__Directions for this task__
Repeat the lines below exactly as they appear, but leave out the images.

Extracted data entries
# # # # #

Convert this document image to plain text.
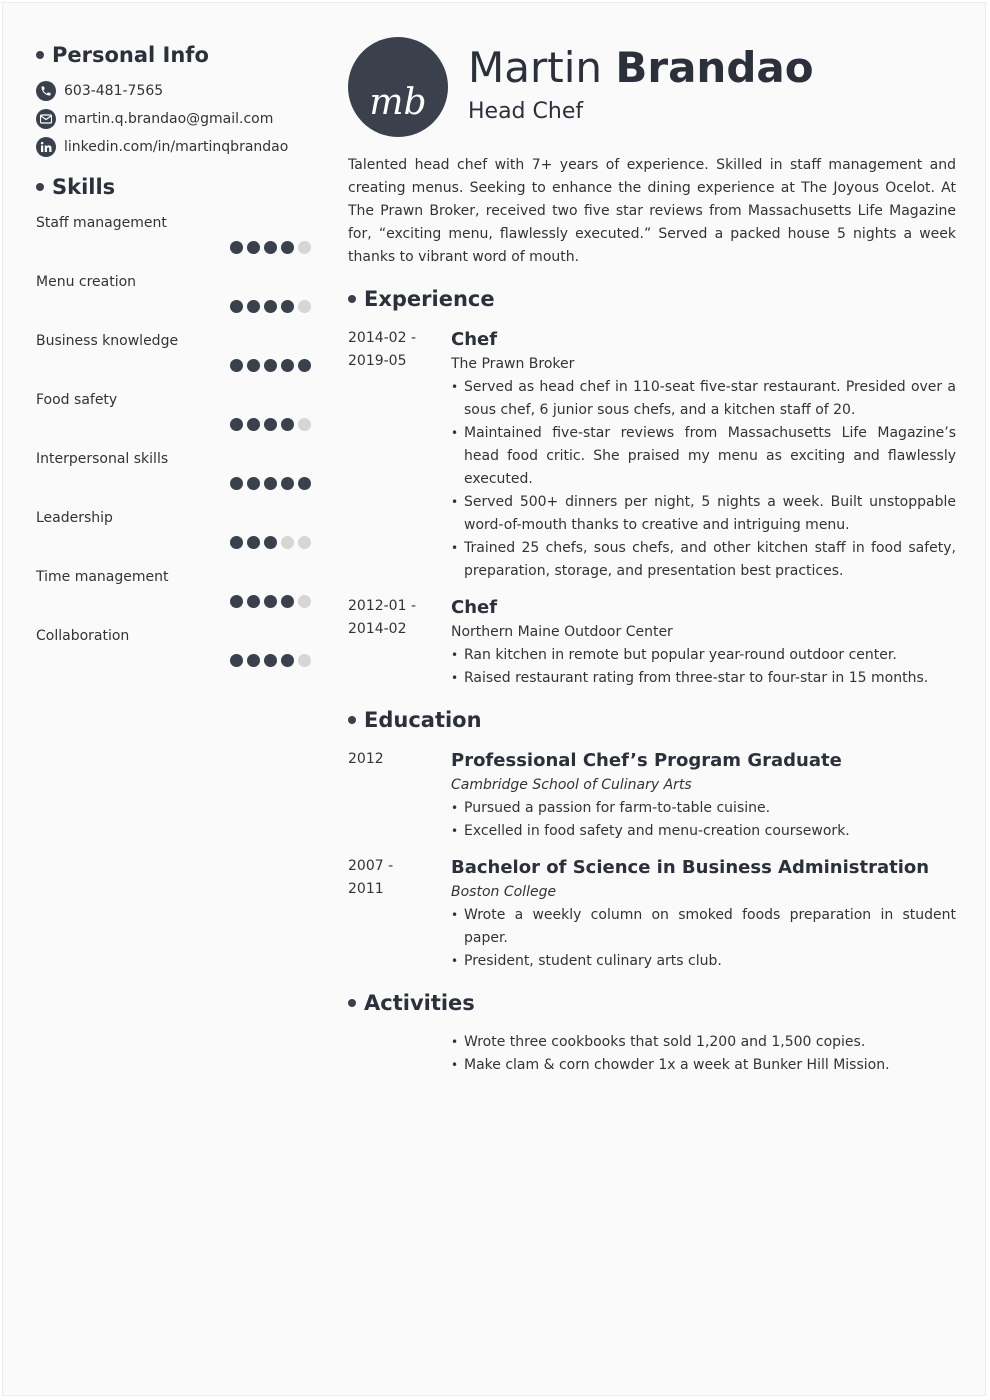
Personal Info
603-481-7565
martin.q.brandao@gmail.com
linkedin.com/in/martinqbrandao
Skills
Staff management
Menu creation
Business knowledge
Food safety
Interpersonal skills
Leadership
Time management
Collaboration
mb
Martin Brandao
Head Chef
Talented head chef with 7+ years of experience. Skilled in staff management and creating menus. Seeking to enhance the dining experience at The Joyous Ocelot. At The Prawn Broker, received two five star reviews from Massachusetts Life Magazine for, “exciting menu, flawlessly executed.” Served a packed house 5 nights a week thanks to vibrant word of mouth.
Experience
2014-02 -
2019-05
Chef
The Prawn Broker
• Served as head chef in 110-seat five-star restaurant. Presided over a sous chef, 6 junior sous chefs, and a kitchen staff of 20.
• Maintained five-star reviews from Massachusetts Life Magazine’s head food critic. She praised my menu as exciting and flawlessly executed.
• Served 500+ dinners per night, 5 nights a week. Built unstoppable word-of-mouth thanks to creative and intriguing menu.
• Trained 25 chefs, sous chefs, and other kitchen staff in food safety, preparation, storage, and presentation best practices.
2012-01 -
2014-02
Chef
Northern Maine Outdoor Center
• Ran kitchen in remote but popular year-round outdoor center.
• Raised restaurant rating from three-star to four-star in 15 months.
Education
2012	Professional Chef’s Program Graduate
Cambridge School of Culinary Arts
• Pursued a passion for farm-to-table cuisine.
• Excelled in food safety and menu-creation coursework.
2007 -
2011
Bachelor of Science in Business Administration
Boston College
• Wrote a weekly column on smoked foods preparation in student paper.
• President, student culinary arts club.
Activities
• Wrote three cookbooks that sold 1,200 and 1,500 copies.
• Make clam & corn chowder 1x a week at Bunker Hill Mission.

# # # # #

__Response__
Convert this document image to plain text.
Personal Info
603-481-7565
martin.q.brandao@gmail.com
linkedin.com/in/martinqbrandao
Skills
Staff management
Menu creation
Business knowledge
Food safety
Interpersonal skills
Leadership
Time management
Collaboration
mb
Martin Brandao
Head Chef
Talented head chef with 7+ years of experience. Skilled in staff management and creating menus. Seeking to enhance the dining experience at The Joyous Ocelot. At The Prawn Broker, received two five star reviews from Massachusetts Life Magazine for, “exciting menu, flawlessly executed.” Served a packed house 5 nights a week thanks to vibrant word of mouth.
Experience
2014-02 -
2019-05
Chef
The Prawn Broker
• Served as head chef in 110-seat five-star restaurant. Presided over a sous chef, 6 junior sous chefs, and a kitchen staff of 20.
• Maintained five-star reviews from Massachusetts Life Magazine’s head food critic. She praised my menu as exciting and flawlessly executed.
• Served 500+ dinners per night, 5 nights a week. Built unstoppable word-of-mouth thanks to creative and intriguing menu.
• Trained 25 chefs, sous chefs, and other kitchen staff in food safety, preparation, storage, and presentation best practices.
2012-01 -
2014-02
Chef
Northern Maine Outdoor Center
• Ran kitchen in remote but popular year-round outdoor center.
• Raised restaurant rating from three-star to four-star in 15 months.
Education
2012	Professional Chef’s Program Graduate
Cambridge School of Culinary Arts
• Pursued a passion for farm-to-table cuisine.
• Excelled in food safety and menu-creation coursework.
2007 -
2011
Bachelor of Science in Business Administration
Boston College
• Wrote a weekly column on smoked foods preparation in student paper.
• President, student culinary arts club.
Activities
• Wrote three cookbooks that sold 1,200 and 1,500 copies.
• Make clam & corn chowder 1x a week at Bunker Hill Mission.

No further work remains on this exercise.